Stored data entries
┌────────
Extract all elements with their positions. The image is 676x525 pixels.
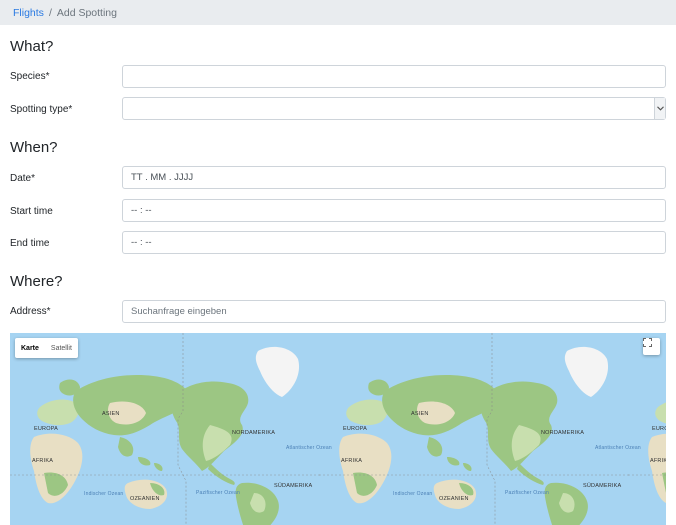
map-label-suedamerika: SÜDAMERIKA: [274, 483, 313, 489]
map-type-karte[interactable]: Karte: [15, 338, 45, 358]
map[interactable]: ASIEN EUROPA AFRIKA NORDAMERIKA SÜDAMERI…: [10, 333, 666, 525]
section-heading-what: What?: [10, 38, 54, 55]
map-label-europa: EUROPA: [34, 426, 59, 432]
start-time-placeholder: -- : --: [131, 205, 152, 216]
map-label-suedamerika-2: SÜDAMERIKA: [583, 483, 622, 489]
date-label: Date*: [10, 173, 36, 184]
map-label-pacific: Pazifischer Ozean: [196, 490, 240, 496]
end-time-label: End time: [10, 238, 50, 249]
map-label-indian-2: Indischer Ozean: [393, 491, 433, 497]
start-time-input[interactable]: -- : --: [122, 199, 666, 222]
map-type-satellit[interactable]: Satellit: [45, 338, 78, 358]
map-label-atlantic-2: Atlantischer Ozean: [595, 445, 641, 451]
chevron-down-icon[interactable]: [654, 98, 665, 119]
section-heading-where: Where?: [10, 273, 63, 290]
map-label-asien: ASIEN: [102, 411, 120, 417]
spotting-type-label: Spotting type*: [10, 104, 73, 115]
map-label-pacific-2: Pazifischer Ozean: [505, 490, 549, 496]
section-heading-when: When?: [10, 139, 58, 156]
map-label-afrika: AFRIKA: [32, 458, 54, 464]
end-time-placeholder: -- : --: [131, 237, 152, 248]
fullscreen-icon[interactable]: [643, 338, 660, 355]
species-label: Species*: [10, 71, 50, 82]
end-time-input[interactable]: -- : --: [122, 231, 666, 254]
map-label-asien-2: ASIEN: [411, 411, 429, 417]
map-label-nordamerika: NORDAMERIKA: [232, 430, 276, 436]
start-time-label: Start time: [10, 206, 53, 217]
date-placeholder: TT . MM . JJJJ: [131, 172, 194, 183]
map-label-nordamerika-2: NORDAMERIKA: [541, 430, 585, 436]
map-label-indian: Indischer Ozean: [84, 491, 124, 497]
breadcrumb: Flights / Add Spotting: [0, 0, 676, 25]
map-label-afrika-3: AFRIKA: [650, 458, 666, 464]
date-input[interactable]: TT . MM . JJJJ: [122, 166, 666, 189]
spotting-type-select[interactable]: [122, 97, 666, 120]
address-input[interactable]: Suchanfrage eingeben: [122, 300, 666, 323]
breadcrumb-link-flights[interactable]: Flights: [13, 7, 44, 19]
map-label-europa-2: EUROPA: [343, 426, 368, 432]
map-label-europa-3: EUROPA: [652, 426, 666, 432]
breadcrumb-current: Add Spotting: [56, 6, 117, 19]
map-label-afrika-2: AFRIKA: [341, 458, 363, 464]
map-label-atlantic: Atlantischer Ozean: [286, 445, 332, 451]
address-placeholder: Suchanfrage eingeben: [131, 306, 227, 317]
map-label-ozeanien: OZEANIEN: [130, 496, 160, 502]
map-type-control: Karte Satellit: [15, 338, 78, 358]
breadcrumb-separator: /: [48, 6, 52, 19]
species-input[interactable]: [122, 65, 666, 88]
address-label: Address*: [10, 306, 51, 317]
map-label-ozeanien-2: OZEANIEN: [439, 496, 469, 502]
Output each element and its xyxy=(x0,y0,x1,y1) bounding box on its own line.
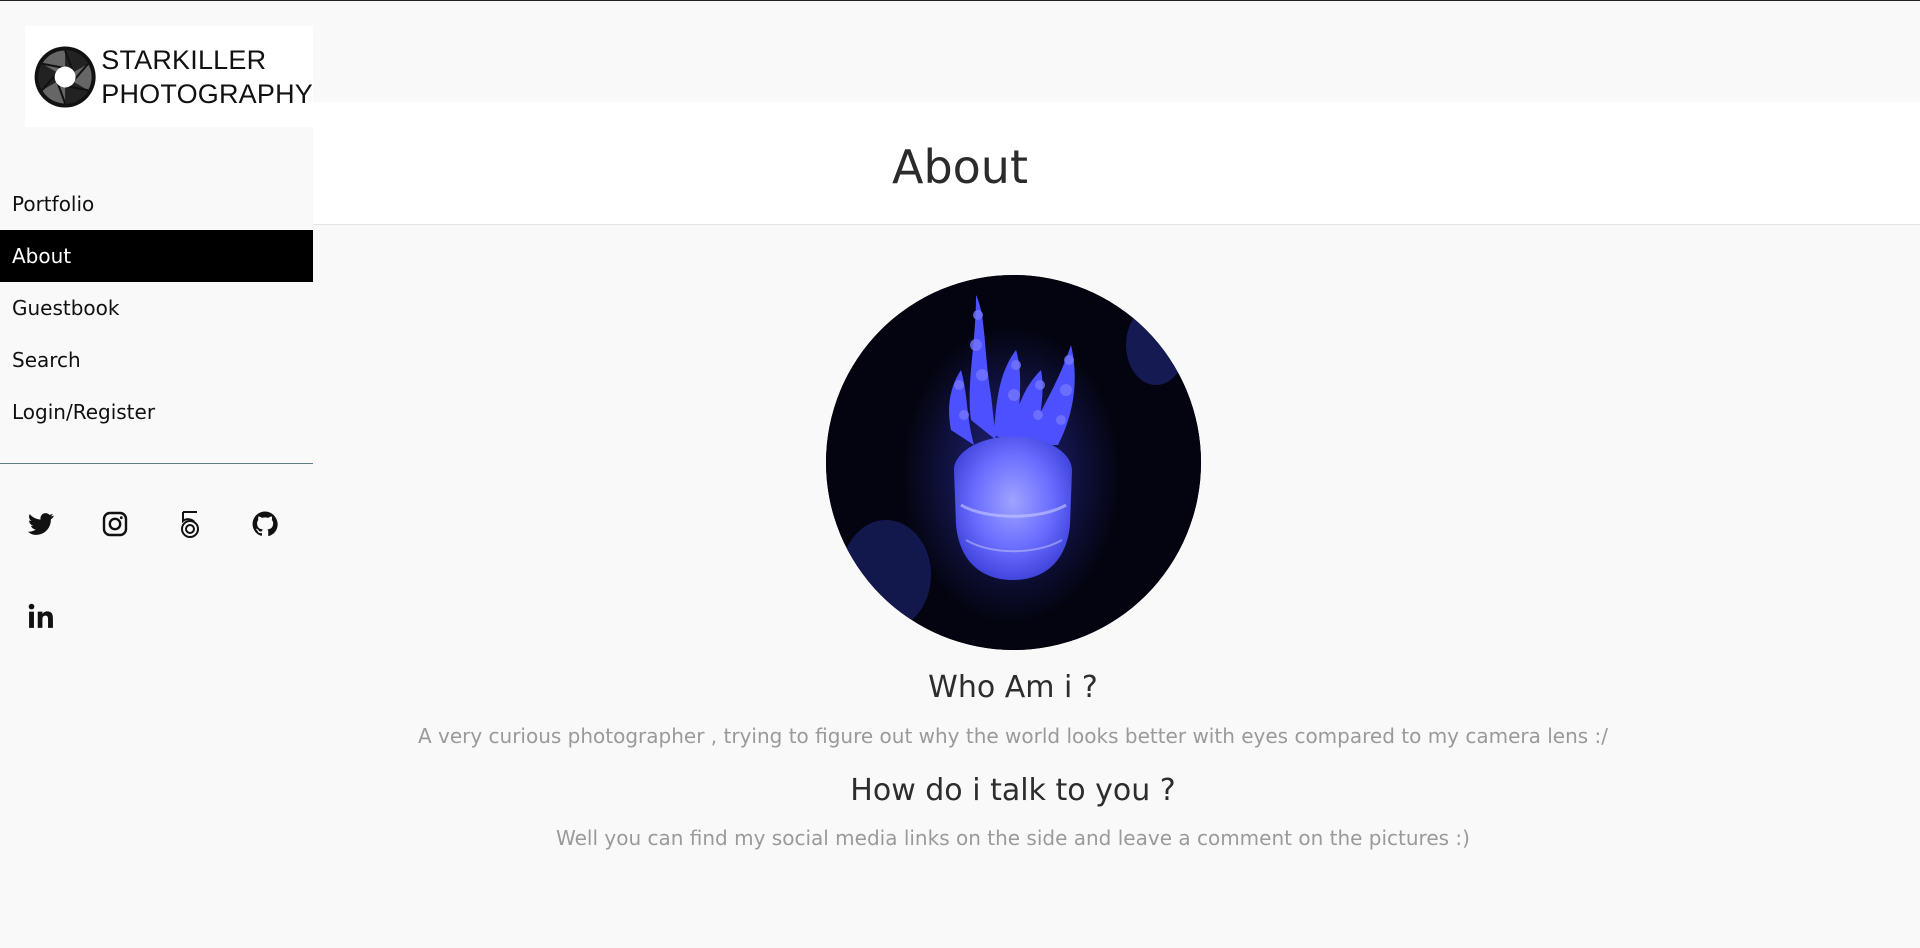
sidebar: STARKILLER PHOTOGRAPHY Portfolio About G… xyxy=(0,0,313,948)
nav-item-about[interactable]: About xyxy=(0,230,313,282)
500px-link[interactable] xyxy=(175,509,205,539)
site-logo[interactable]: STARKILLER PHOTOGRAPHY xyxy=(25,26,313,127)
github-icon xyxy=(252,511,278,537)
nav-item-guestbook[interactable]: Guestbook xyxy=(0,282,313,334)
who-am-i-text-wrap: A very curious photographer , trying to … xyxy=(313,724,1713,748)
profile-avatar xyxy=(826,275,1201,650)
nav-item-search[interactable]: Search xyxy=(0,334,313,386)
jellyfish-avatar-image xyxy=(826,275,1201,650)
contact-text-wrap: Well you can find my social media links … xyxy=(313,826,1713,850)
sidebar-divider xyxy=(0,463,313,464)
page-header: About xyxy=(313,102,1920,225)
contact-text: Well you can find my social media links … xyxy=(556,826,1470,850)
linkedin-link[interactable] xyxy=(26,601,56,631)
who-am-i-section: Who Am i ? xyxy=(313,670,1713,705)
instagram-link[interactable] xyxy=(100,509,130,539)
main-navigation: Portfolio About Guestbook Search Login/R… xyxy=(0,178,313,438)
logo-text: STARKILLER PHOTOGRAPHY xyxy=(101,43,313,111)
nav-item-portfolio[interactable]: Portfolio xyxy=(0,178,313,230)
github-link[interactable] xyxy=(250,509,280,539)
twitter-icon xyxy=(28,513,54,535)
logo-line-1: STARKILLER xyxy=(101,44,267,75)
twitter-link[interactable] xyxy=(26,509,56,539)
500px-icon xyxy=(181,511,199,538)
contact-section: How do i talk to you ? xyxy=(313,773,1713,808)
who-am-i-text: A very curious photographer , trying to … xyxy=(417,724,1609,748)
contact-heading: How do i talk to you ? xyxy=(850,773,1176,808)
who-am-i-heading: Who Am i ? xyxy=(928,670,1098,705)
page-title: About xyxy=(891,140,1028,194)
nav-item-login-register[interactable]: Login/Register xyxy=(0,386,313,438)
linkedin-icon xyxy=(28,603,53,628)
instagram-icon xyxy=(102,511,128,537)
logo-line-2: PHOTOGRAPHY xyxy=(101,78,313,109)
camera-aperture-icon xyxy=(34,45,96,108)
└────────
┌────────
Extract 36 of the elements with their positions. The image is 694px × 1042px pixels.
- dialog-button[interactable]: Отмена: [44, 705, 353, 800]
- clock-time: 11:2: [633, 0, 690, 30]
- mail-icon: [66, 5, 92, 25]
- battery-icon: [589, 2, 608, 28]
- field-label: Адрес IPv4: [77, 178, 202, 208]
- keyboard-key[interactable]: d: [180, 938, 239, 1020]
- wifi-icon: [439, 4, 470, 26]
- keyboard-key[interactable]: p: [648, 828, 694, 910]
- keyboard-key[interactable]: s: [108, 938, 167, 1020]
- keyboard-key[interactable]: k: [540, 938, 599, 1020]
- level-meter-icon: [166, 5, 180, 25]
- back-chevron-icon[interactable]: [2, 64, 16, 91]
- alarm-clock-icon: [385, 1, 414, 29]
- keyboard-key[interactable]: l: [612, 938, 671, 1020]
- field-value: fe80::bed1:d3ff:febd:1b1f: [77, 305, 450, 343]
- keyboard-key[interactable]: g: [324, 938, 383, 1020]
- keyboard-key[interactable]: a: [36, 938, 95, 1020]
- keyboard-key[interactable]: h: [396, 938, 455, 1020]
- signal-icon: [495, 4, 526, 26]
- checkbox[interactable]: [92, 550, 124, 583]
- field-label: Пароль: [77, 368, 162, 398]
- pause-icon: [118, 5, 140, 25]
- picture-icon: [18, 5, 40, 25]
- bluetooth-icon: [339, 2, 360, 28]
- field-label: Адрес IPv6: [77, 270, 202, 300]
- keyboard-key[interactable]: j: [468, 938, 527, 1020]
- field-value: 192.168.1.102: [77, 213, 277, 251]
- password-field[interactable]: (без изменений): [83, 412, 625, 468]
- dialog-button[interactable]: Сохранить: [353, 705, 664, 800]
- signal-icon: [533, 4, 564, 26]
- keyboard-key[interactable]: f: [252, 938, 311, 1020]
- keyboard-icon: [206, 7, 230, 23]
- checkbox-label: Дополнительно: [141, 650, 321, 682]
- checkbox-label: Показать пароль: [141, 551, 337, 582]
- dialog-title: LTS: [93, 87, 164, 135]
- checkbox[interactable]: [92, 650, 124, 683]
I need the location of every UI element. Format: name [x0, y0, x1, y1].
└────────
┌────────
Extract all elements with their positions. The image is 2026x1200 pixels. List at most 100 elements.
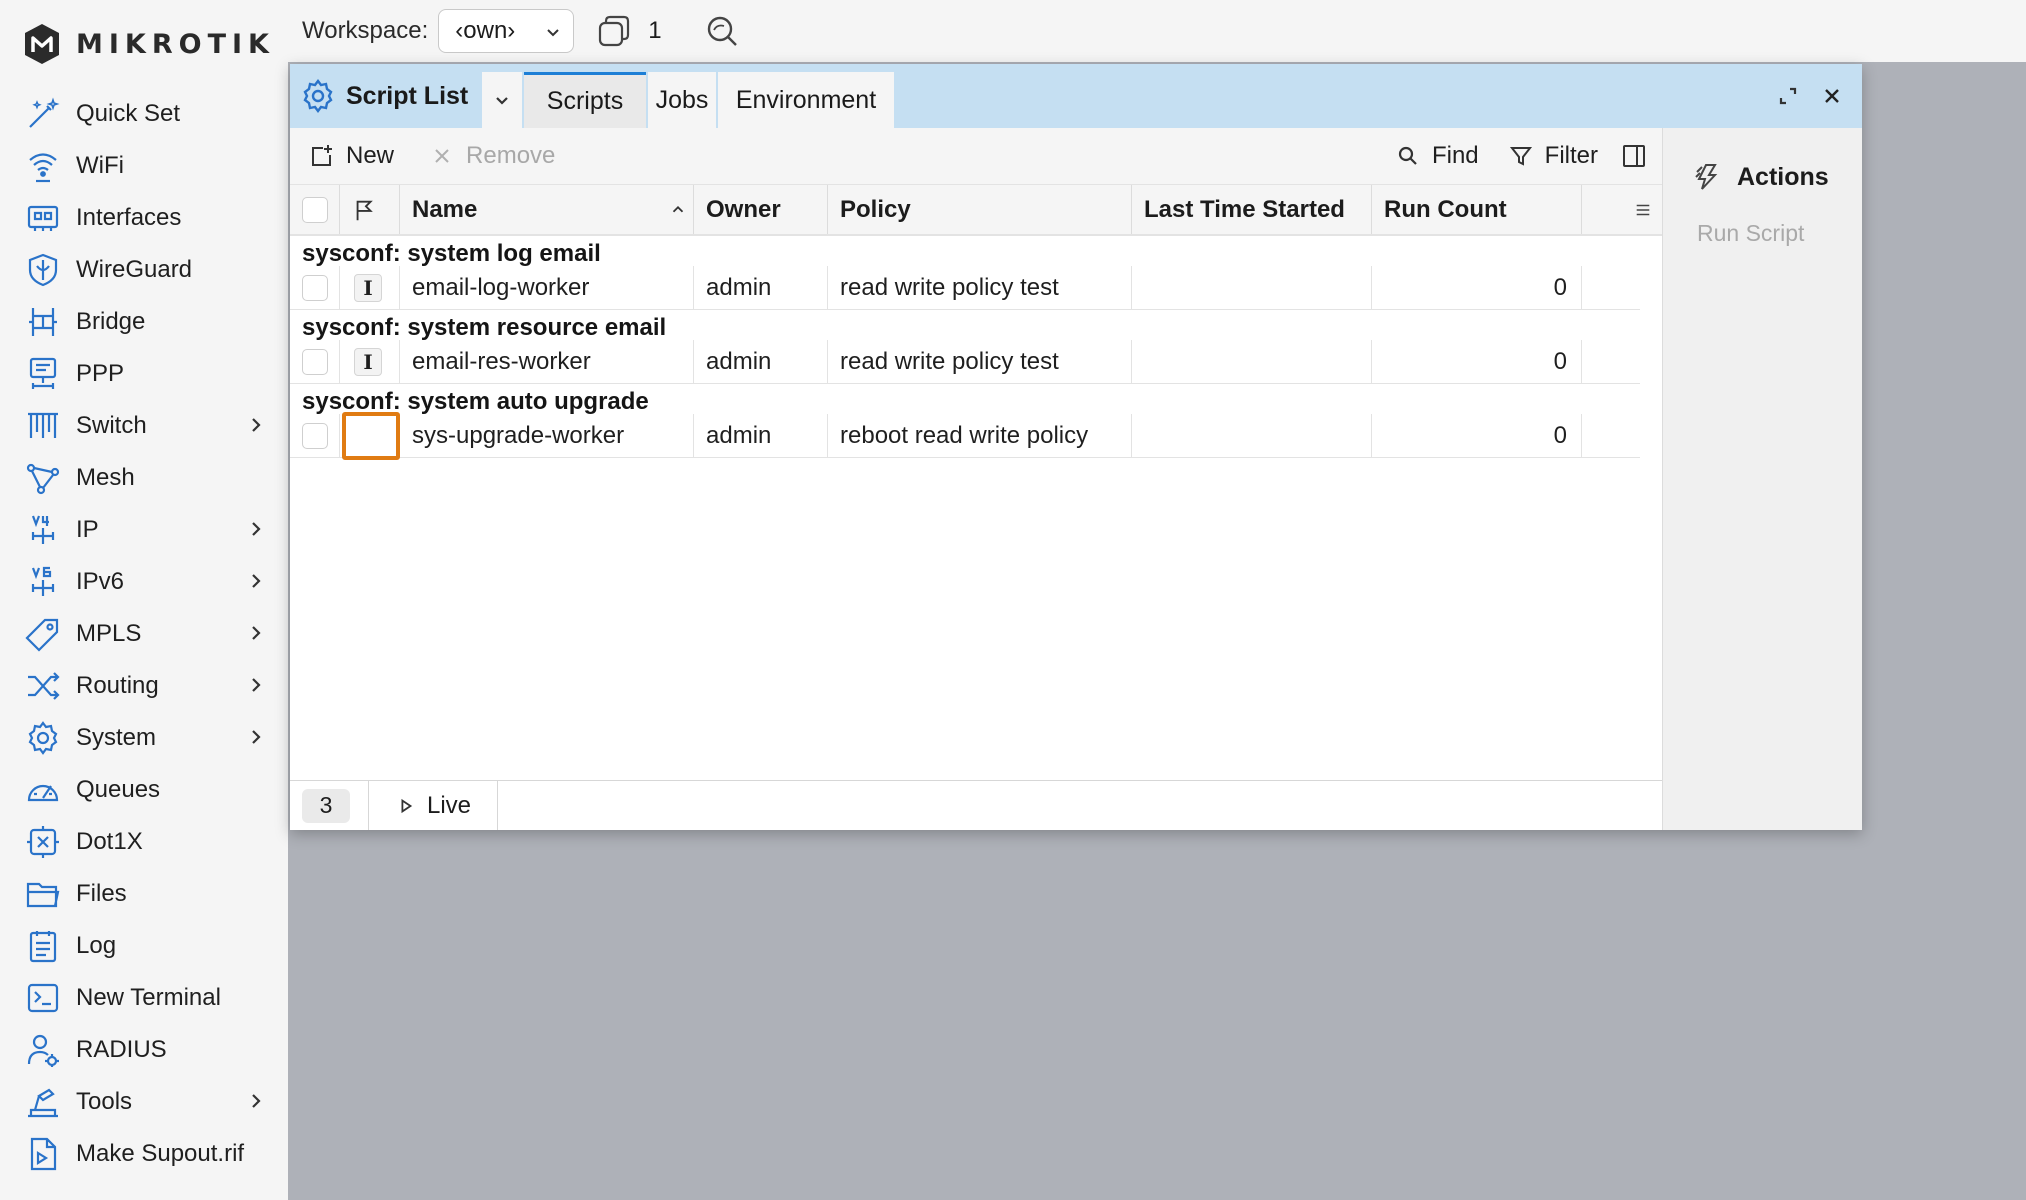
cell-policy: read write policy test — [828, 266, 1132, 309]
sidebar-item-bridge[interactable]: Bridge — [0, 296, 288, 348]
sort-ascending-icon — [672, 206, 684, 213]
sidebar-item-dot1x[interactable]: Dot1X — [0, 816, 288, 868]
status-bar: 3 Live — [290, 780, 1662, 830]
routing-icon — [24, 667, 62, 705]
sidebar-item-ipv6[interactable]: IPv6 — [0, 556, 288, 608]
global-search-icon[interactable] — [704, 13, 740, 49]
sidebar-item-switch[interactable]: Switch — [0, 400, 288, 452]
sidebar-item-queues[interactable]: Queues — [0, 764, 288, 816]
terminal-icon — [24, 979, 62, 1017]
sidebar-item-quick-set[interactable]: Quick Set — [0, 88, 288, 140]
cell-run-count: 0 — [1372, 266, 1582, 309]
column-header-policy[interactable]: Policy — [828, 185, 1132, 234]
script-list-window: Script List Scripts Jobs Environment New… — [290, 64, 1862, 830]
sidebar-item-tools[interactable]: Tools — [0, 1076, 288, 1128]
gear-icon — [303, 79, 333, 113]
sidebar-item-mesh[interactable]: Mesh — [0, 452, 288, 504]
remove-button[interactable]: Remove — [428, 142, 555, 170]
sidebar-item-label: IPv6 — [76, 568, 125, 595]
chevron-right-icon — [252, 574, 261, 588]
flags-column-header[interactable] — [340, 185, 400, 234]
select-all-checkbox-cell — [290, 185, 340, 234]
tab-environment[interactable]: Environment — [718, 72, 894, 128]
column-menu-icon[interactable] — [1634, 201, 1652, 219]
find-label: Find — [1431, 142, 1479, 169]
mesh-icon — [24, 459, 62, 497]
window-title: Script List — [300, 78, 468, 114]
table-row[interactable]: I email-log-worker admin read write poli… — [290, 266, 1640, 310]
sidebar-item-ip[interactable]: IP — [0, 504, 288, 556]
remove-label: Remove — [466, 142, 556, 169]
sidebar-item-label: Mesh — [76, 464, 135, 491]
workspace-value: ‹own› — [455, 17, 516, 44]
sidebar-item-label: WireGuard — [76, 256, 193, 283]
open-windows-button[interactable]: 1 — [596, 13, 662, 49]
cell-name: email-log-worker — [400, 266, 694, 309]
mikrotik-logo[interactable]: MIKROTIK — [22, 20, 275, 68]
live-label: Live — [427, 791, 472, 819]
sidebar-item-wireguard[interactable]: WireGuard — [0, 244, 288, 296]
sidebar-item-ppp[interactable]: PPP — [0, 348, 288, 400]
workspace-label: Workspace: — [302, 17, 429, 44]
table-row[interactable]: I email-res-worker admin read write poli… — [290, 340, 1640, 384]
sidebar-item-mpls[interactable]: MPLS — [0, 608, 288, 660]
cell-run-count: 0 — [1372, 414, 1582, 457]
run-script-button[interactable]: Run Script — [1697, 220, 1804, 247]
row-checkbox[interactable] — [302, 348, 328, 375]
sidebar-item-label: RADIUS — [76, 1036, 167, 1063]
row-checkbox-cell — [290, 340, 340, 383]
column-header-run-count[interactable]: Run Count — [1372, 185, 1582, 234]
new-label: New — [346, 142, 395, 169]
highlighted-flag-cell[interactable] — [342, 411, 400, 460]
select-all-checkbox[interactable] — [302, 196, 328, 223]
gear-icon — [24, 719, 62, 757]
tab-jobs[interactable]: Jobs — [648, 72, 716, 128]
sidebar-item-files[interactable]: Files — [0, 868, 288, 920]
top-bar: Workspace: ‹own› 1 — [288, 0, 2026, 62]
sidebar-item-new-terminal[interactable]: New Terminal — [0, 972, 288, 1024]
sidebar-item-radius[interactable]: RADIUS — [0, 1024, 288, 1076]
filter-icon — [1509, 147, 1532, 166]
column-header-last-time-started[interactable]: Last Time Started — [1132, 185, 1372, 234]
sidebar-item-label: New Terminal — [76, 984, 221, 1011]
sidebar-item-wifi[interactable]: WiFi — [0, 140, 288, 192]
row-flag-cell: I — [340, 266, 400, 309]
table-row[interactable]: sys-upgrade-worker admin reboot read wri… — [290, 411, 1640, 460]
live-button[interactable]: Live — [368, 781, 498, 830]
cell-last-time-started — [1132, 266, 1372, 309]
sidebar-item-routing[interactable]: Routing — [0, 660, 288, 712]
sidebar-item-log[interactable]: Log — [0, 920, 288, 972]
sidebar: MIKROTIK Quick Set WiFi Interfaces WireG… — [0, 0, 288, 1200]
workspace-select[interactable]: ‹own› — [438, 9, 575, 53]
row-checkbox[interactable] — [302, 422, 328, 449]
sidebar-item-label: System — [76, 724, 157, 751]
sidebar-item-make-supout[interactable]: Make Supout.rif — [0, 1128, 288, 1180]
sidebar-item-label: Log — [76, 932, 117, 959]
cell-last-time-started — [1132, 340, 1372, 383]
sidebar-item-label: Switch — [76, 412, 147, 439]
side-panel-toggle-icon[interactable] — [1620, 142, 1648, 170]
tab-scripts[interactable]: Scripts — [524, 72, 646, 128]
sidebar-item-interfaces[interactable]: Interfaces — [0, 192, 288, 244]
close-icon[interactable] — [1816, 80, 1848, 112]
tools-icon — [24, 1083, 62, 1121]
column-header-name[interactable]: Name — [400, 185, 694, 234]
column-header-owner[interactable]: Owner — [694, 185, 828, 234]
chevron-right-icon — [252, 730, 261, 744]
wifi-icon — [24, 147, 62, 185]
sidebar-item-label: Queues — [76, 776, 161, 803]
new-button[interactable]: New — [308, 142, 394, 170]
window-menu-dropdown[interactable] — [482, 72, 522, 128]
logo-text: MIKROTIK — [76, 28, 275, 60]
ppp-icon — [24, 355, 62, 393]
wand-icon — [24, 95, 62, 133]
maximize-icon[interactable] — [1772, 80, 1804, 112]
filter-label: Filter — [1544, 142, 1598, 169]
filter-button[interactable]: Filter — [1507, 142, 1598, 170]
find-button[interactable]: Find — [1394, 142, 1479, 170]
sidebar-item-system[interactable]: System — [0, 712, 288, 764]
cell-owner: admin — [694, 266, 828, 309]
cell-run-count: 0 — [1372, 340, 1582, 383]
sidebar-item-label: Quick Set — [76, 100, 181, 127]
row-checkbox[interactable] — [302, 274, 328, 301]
└────────
## What you will do
Turn the rows above that run from the line containing "sidebar: STARKILLER PHOTOGRAPHY" through the line containing "page-header: About xyxy=(313,102,1920,225)", both included, into a numbered list with any blank lines left out. List only those lines.

## Response
1. sidebar: STARKILLER PHOTOGRAPHY Portfolio About G… xyxy=(0,0,313,948)
2. nav-item-about[interactable]: About xyxy=(0,230,313,282)
3. 500px-link[interactable] xyxy=(175,509,205,539)
4. site-logo[interactable]: STARKILLER PHOTOGRAPHY xyxy=(25,26,313,127)
5. github-icon xyxy=(252,511,278,537)
6. nav-item-guestbook[interactable]: Guestbook xyxy=(0,282,313,334)
7. who-am-i-text-wrap: A very curious photographer , trying to … xyxy=(313,724,1713,748)
8. profile-avatar xyxy=(826,275,1201,650)
9. nav-item-search[interactable]: Search xyxy=(0,334,313,386)
10. jellyfish-avatar-image xyxy=(826,275,1201,650)
11. contact-text-wrap: Well you can find my social media links … xyxy=(313,826,1713,850)
12. sidebar-divider xyxy=(0,463,313,464)
13. page-header: About xyxy=(313,102,1920,225)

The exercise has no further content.